Three-component phase-field Lattice Boltzmann method with high density ratio and ability to simulate total spreading states

In this paper, a ternary phase-field based LBM, capable of handling high density ratios [O(1000)] and total spreading situations is presented. In order to improve the density ratio between three components, stable discretization incorporating mixed differentiating scheme (average of the biased and central schemes) is adopted, which instead of 8, involves 16 neighboring points to approximate the derivative terms. The multi-component Cahn-Hilliard equations are employed to track phasic evolution of the system. The bulk free energy in these equations is chosen in such a way that it enables the model to cope with total spreading problems, where one of the components is totally wetted by one, or both of the other fluids. Two LB equations are used to capture the interface between three incompressible-immiscible fluids, and another one for simulation of the hydrodynamic flow field. To demonstrate versatility and accuracy of the proposed model, a wide range of benchmark problems and numerical tests, including static and dynamic interaction of a bubble at liquid-liquid interface, ternary phase separation, binary and ternary Rayleigh-Taylor instability (RTI), and finally collision and coalescence between an oil droplet and a gas bubble that are rising in water due to the buoyancy force, are investigated. A good agreement is found between simulation results and available data/theoretical predictions. The simulation results of the bubble-droplet interaction reveals that the film drainage and coalescence times of the off-center collisions are higher compared to the head-on impacts, and these times increase with the horizontal distance separating the bubble and the droplet. (C) 2020 Elsevier Ltd. All rights reserved.

[Problems to work on]
1 > In the abstract, why is the mixed differentiating scheme adopted, and how does it differ in the number of neighboring points it uses? Answer in one to three sentences.
2 > Answer these questions from the abstract:
(a) Which equations are used to track the phasic evolution of the system?
(b) How many LB equations capture the interface between the three fluids?
(c) How do the film drainage and coalescence times change as the horizontal distance between the bubble and the droplet increases?
3 > Translate this sentence from the abstract into Spanish: "A good agreement is found between simulation results and available data/theoretical predictions."

[A run of entries]
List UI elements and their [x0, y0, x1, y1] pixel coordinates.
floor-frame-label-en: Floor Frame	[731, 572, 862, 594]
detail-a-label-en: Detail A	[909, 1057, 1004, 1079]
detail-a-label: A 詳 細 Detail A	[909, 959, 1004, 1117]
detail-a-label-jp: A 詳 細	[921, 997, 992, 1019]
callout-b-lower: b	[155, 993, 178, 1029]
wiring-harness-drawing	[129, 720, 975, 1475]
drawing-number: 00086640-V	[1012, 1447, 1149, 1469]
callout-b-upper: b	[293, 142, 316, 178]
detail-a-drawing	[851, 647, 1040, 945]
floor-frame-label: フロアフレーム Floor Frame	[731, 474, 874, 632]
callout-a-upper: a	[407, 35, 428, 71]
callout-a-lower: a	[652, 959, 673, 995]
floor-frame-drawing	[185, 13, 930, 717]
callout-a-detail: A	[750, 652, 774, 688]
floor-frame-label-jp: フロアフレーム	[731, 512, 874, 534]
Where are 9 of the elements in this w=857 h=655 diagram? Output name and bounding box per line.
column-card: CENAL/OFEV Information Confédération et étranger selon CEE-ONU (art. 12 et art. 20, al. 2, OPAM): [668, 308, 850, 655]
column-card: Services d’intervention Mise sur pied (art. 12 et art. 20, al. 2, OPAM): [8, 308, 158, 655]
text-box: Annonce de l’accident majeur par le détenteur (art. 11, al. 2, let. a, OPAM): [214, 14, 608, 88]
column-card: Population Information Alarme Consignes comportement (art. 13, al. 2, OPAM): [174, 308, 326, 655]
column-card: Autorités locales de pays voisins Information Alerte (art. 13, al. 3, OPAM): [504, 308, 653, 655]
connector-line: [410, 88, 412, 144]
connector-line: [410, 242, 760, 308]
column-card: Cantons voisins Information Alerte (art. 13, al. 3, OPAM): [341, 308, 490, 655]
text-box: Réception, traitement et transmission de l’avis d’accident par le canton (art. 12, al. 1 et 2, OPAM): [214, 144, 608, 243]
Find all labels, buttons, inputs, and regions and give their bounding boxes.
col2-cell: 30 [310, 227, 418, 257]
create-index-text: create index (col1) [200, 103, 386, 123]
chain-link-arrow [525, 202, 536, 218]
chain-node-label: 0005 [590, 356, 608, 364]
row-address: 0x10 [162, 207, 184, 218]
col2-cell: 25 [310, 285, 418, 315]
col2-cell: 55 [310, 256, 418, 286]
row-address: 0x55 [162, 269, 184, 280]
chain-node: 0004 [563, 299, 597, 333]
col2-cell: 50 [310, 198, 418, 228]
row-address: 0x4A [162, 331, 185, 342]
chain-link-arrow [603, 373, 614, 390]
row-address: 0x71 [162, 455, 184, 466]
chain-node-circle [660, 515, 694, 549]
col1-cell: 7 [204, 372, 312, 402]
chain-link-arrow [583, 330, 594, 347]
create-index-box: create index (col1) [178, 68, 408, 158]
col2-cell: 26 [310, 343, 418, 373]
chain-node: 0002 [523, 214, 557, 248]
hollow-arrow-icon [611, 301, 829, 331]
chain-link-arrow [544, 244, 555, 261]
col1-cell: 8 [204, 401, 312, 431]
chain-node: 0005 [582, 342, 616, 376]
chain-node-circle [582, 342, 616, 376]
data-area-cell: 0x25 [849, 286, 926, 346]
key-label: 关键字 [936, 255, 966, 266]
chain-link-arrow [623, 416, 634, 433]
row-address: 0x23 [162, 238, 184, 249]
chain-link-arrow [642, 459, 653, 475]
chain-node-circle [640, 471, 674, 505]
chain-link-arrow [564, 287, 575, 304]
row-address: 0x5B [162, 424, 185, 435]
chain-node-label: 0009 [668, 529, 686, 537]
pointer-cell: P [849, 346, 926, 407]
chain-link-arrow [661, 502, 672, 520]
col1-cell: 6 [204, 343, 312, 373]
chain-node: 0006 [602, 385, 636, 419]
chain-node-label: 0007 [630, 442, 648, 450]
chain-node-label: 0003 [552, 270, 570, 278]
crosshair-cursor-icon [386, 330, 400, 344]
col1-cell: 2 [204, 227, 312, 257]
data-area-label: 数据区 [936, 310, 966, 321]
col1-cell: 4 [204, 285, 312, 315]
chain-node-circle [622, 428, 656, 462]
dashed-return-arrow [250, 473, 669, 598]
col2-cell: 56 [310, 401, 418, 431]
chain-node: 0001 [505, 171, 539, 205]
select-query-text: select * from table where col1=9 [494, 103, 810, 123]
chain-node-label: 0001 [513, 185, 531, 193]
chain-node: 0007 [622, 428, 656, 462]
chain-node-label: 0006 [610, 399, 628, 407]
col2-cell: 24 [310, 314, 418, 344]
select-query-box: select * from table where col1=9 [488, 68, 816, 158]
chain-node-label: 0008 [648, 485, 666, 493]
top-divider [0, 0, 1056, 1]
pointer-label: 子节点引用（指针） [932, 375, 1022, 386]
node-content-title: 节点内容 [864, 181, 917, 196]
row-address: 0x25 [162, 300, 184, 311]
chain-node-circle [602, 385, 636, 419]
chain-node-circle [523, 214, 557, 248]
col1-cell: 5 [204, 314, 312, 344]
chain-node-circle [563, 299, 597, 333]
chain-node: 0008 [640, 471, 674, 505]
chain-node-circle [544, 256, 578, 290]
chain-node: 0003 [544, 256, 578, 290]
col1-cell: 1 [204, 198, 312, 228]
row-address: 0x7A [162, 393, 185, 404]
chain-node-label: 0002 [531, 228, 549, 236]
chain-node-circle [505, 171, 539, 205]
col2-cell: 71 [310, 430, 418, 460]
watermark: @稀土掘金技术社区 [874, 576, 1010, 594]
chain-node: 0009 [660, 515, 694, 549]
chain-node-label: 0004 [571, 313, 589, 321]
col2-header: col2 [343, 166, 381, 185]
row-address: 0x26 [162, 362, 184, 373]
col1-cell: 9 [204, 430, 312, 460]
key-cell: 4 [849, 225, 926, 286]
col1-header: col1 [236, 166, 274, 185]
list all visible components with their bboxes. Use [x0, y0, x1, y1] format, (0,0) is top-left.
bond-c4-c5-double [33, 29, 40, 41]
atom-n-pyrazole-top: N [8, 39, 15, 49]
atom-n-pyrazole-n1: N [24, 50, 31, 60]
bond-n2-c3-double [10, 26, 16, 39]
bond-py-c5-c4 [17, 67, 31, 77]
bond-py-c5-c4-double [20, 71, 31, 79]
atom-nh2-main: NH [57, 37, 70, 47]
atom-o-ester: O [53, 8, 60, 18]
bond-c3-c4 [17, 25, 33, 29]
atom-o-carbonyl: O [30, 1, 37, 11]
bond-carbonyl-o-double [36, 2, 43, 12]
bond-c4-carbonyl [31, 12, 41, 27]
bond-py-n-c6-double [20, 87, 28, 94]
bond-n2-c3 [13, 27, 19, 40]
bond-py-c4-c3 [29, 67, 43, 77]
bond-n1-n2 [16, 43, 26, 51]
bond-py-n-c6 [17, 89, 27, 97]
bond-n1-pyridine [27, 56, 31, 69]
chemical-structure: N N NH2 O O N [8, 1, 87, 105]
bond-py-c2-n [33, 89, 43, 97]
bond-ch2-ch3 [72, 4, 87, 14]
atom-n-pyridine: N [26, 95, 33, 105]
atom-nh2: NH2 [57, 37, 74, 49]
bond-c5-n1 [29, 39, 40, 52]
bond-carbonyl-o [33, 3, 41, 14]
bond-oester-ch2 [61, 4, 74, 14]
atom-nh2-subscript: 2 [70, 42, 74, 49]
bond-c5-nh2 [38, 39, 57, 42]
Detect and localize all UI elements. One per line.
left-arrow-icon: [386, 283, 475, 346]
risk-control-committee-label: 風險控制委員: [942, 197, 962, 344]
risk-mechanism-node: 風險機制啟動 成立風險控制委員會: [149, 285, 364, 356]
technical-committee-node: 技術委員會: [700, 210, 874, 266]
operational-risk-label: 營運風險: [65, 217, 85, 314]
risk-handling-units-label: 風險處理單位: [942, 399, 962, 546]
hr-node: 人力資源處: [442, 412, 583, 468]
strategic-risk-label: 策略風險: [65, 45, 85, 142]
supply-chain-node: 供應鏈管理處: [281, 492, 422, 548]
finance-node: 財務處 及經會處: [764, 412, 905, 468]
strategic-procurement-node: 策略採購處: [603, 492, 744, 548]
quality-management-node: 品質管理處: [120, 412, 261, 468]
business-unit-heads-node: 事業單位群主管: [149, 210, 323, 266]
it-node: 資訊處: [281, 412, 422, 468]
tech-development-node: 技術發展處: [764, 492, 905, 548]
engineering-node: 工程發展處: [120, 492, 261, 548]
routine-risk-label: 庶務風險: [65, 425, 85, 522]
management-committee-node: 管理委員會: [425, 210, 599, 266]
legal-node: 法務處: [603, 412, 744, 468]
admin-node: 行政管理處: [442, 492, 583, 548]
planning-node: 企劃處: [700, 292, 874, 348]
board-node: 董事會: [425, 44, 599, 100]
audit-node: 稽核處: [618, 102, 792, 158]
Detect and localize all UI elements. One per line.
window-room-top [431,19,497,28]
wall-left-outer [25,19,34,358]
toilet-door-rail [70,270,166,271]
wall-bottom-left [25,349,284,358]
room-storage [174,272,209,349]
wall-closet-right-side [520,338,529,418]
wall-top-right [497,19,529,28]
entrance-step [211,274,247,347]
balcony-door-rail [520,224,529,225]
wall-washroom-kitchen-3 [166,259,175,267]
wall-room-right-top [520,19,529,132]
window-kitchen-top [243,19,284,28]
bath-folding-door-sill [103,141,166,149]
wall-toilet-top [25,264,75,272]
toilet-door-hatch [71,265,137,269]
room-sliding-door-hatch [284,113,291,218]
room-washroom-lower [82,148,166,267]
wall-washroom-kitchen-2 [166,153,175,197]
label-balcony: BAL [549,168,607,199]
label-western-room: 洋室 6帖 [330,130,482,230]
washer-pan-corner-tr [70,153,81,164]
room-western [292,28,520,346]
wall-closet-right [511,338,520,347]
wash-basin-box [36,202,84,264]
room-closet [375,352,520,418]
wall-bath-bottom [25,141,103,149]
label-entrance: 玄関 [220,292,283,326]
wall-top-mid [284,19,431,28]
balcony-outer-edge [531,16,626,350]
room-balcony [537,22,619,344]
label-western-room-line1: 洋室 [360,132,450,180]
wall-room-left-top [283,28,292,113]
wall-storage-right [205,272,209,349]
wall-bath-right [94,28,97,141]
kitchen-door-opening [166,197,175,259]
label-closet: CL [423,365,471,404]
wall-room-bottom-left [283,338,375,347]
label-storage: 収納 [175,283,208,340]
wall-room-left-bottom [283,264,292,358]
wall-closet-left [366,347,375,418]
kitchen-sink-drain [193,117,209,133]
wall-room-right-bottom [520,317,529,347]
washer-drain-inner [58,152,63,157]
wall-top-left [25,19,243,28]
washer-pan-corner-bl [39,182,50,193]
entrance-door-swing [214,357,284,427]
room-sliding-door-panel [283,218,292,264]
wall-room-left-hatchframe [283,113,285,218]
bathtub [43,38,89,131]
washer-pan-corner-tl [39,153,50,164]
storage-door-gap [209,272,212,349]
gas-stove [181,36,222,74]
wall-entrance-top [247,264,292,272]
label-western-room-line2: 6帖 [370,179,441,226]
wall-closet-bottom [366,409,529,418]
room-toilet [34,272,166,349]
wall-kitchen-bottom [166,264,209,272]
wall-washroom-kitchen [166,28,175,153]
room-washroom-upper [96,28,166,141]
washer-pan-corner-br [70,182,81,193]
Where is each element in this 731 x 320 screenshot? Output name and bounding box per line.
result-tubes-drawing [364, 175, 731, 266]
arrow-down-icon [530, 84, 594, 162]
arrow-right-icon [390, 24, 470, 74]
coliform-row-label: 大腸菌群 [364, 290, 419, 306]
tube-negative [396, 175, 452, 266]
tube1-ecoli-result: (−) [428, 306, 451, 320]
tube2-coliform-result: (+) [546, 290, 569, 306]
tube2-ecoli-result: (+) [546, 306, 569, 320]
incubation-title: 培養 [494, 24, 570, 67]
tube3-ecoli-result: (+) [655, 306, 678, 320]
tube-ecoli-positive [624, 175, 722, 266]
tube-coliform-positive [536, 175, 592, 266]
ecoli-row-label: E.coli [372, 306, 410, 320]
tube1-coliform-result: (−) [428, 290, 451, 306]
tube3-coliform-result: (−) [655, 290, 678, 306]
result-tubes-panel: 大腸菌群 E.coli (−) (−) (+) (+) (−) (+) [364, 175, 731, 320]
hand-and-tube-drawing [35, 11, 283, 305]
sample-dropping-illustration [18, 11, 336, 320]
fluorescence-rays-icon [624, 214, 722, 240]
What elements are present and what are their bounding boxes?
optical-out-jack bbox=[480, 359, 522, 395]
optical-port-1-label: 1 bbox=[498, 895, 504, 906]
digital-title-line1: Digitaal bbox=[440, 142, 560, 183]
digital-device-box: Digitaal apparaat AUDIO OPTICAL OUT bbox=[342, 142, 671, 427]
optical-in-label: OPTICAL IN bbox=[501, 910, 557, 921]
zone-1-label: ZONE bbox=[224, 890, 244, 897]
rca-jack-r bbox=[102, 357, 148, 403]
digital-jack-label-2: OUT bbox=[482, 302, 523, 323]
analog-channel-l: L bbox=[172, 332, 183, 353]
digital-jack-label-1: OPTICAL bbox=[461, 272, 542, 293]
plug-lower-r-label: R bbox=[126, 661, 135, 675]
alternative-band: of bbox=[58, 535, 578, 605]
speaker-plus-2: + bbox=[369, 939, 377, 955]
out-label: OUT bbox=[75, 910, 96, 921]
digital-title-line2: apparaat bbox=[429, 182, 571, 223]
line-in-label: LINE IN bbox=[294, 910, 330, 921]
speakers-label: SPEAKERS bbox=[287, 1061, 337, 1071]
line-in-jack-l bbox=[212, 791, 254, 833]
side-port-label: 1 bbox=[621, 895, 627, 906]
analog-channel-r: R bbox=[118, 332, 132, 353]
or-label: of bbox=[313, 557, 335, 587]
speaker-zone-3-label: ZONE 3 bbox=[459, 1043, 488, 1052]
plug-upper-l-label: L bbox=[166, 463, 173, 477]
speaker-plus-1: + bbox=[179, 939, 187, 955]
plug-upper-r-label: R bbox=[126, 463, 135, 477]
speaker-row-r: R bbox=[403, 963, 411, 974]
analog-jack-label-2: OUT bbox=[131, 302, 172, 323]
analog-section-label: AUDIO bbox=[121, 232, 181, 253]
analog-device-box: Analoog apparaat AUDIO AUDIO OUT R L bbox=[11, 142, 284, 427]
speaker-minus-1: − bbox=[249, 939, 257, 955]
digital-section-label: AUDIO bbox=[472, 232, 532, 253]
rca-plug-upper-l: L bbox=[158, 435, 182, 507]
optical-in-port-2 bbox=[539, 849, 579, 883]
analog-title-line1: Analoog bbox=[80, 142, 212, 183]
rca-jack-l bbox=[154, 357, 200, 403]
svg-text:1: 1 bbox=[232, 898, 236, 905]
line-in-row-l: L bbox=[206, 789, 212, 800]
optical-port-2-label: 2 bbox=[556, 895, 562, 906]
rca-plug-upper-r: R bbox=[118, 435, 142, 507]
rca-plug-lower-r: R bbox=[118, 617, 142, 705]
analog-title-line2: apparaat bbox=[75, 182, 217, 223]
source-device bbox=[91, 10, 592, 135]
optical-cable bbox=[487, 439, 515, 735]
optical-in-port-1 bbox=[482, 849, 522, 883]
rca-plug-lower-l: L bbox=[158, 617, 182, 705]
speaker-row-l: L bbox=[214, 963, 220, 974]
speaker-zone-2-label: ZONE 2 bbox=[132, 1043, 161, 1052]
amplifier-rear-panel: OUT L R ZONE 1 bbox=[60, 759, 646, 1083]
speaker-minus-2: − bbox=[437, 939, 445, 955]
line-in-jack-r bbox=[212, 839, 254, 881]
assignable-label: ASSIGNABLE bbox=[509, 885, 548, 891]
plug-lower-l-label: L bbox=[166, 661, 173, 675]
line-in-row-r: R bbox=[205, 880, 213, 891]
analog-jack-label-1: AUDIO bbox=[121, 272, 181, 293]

[Answers per task]
1 > The stable discretization with the mixed differentiating scheme, an average of the biased and central schemes, is adopted to improve the density ratio between the three components. It uses 16 neighboring points to approximate the derivative terms, instead of 8.

2 >
(a) The multi-component Cahn-Hilliard equations.
(b) Two.
(c) They increase.

3 > Se encuentra una buena concordancia entre los resultados de la simulación y los datos disponibles/las predicciones teóricas.